[Stored dataset items]
════════
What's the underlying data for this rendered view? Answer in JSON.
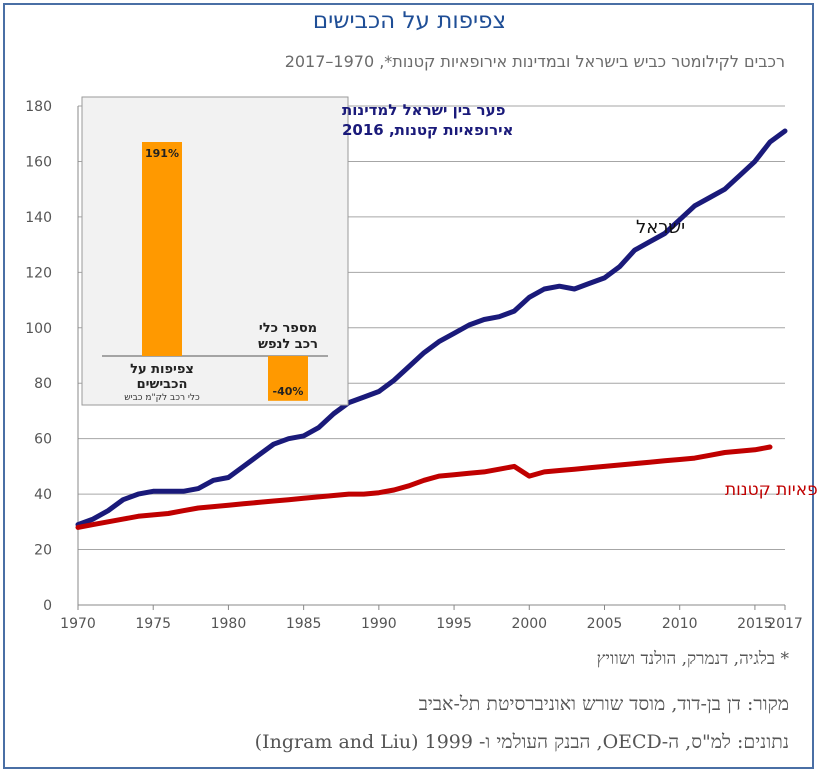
{
  "title": "צפיפות על הכבישים",
  "subtitle": "רכבים לקילומטר כביש בישראל ובמדינות אירופאיות קטנות*, 1970–2017",
  "footnote": "* בלגיה, דנמרק, הולנד ושוויץ",
  "source": "מקור:  דן בן-דוד, מוסד שורש ואוניברסיטת תל-אביב",
  "data_note": "נתונים: למ\"ס, ה-OECD, הבנק העולמי ו-  1999 (Ingram and Liu)",
  "colors": {
    "israel": "#1a1a7a",
    "europe": "#c00000",
    "bar": "#ff9900",
    "title": "#1f4e96",
    "inset_title": "#1a1a7a"
  },
  "chart_data": [
    {
      "type": "line",
      "ylim": [
        0,
        180
      ],
      "yticks": [
        0,
        20,
        40,
        60,
        80,
        100,
        120,
        140,
        160,
        180
      ],
      "xlim": [
        1970,
        2017
      ],
      "xticks": [
        1970,
        1975,
        1980,
        1985,
        1990,
        1995,
        2000,
        2005,
        2010,
        2015,
        2017
      ],
      "grid": true,
      "series": [
        {
          "name": "ישראל",
          "x": [
            1970,
            1971,
            1972,
            1973,
            1974,
            1975,
            1976,
            1977,
            1978,
            1979,
            1980,
            1981,
            1982,
            1983,
            1984,
            1985,
            1986,
            1987,
            1988,
            1989,
            1990,
            1991,
            1992,
            1993,
            1994,
            1995,
            1996,
            1997,
            1998,
            1999,
            2000,
            2001,
            2002,
            2003,
            2004,
            2005,
            2006,
            2007,
            2008,
            2009,
            2010,
            2011,
            2012,
            2013,
            2014,
            2015,
            2016,
            2017
          ],
          "values": [
            29,
            31,
            34,
            38,
            40,
            41,
            41,
            41,
            42,
            45,
            46,
            50,
            54,
            58,
            60,
            61,
            64,
            69,
            73,
            75,
            77,
            81,
            86,
            91,
            95,
            98,
            101,
            103,
            104,
            106,
            111,
            114,
            115,
            114,
            116,
            118,
            122,
            128,
            131,
            134,
            139,
            144,
            147,
            150,
            155,
            160,
            167,
            171
          ]
        },
        {
          "name": "מדינות אירופאיות קטנות",
          "x": [
            1970,
            1971,
            1972,
            1973,
            1974,
            1975,
            1976,
            1977,
            1978,
            1979,
            1980,
            1981,
            1982,
            1983,
            1984,
            1985,
            1986,
            1987,
            1988,
            1989,
            1990,
            1991,
            1992,
            1993,
            1994,
            1995,
            1996,
            1997,
            1998,
            1999,
            2000,
            2001,
            2002,
            2003,
            2004,
            2005,
            2006,
            2007,
            2008,
            2009,
            2010,
            2011,
            2012,
            2013,
            2014,
            2015,
            2016
          ],
          "values": [
            28,
            29,
            30,
            31,
            32,
            32.5,
            33,
            34,
            35,
            35.5,
            36,
            36.5,
            37,
            37.5,
            38,
            38.5,
            39,
            39.5,
            40,
            40,
            40.5,
            41.5,
            43,
            45,
            46.5,
            47,
            47.5,
            48,
            49,
            50,
            46.5,
            48,
            48.5,
            49,
            49.5,
            50,
            50.5,
            51,
            51.5,
            52,
            52.5,
            53,
            54,
            55,
            55.5,
            56,
            57
          ]
        }
      ]
    },
    {
      "type": "bar",
      "title": "פער בין ישראל למדינות אירופאיות קטנות, 2016",
      "categories": [
        "צפיפות על הכבישים",
        "מספר כלי רכב לנפש"
      ],
      "category_sublabels": [
        "כלי רכב לק\"מ כביש",
        ""
      ],
      "values": [
        191,
        -40
      ],
      "value_labels": [
        "191%",
        "-40%"
      ]
    }
  ]
}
════════
Task details
Images in the records should not be copied. Repeat all the rest exactly.

Task output
What's the underlying data for this rendered view? Answer in JSON.
{
  "title": "צפיפות על הכבישים",
  "subtitle": "רכבים לקילומטר כביש בישראל ובמדינות אירופאיות קטנות*, 1970–2017",
  "footnote": "* בלגיה, דנמרק, הולנד ושוויץ",
  "source": "מקור:  דן בן-דוד, מוסד שורש ואוניברסיטת תל-אביב",
  "data_note": "נתונים: למ\"ס, ה-OECD, הבנק העולמי ו-  1999 (Ingram and Liu)",
  "colors": {
    "israel": "#1a1a7a",
    "europe": "#c00000",
    "bar": "#ff9900",
    "title": "#1f4e96",
    "inset_title": "#1a1a7a"
  },
  "chart_data": [
    {
      "type": "line",
      "ylim": [
        0,
        180
      ],
      "yticks": [
        0,
        20,
        40,
        60,
        80,
        100,
        120,
        140,
        160,
        180
      ],
      "xlim": [
        1970,
        2017
      ],
      "xticks": [
        1970,
        1975,
        1980,
        1985,
        1990,
        1995,
        2000,
        2005,
        2010,
        2015,
        2017
      ],
      "grid": true,
      "series": [
        {
          "name": "ישראל",
          "x": [
            1970,
            1971,
            1972,
            1973,
            1974,
            1975,
            1976,
            1977,
            1978,
            1979,
            1980,
            1981,
            1982,
            1983,
            1984,
            1985,
            1986,
            1987,
            1988,
            1989,
            1990,
            1991,
            1992,
            1993,
            1994,
            1995,
            1996,
            1997,
            1998,
            1999,
            2000,
            2001,
            2002,
            2003,
            2004,
            2005,
            2006,
            2007,
            2008,
            2009,
            2010,
            2011,
            2012,
            2013,
            2014,
            2015,
            2016,
            2017
          ],
          "values": [
            29,
            31,
            34,
            38,
            40,
            41,
            41,
            41,
            42,
            45,
            46,
            50,
            54,
            58,
            60,
            61,
            64,
            69,
            73,
            75,
            77,
            81,
            86,
            91,
            95,
            98,
            101,
            103,
            104,
            106,
            111,
            114,
            115,
            114,
            116,
            118,
            122,
            128,
            131,
            134,
            139,
            144,
            147,
            150,
            155,
            160,
            167,
            171
          ]
        },
        {
          "name": "מדינות אירופאיות קטנות",
          "x": [
            1970,
            1971,
            1972,
            1973,
            1974,
            1975,
            1976,
            1977,
            1978,
            1979,
            1980,
            1981,
            1982,
            1983,
            1984,
            1985,
            1986,
            1987,
            1988,
            1989,
            1990,
            1991,
            1992,
            1993,
            1994,
            1995,
            1996,
            1997,
            1998,
            1999,
            2000,
            2001,
            2002,
            2003,
            2004,
            2005,
            2006,
            2007,
            2008,
            2009,
            2010,
            2011,
            2012,
            2013,
            2014,
            2015,
            2016
          ],
          "values": [
            28,
            29,
            30,
            31,
            32,
            32.5,
            33,
            34,
            35,
            35.5,
            36,
            36.5,
            37,
            37.5,
            38,
            38.5,
            39,
            39.5,
            40,
            40,
            40.5,
            41.5,
            43,
            45,
            46.5,
            47,
            47.5,
            48,
            49,
            50,
            46.5,
            48,
            48.5,
            49,
            49.5,
            50,
            50.5,
            51,
            51.5,
            52,
            52.5,
            53,
            54,
            55,
            55.5,
            56,
            57
          ]
        }
      ]
    },
    {
      "type": "bar",
      "title": "פער בין ישראל למדינות אירופאיות קטנות, 2016",
      "categories": [
        "צפיפות על הכבישים",
        "מספר כלי רכב לנפש"
      ],
      "category_sublabels": [
        "כלי רכב לק\"מ כביש",
        ""
      ],
      "values": [
        191,
        -40
      ],
      "value_labels": [
        "191%",
        "-40%"
      ]
    }
  ]
}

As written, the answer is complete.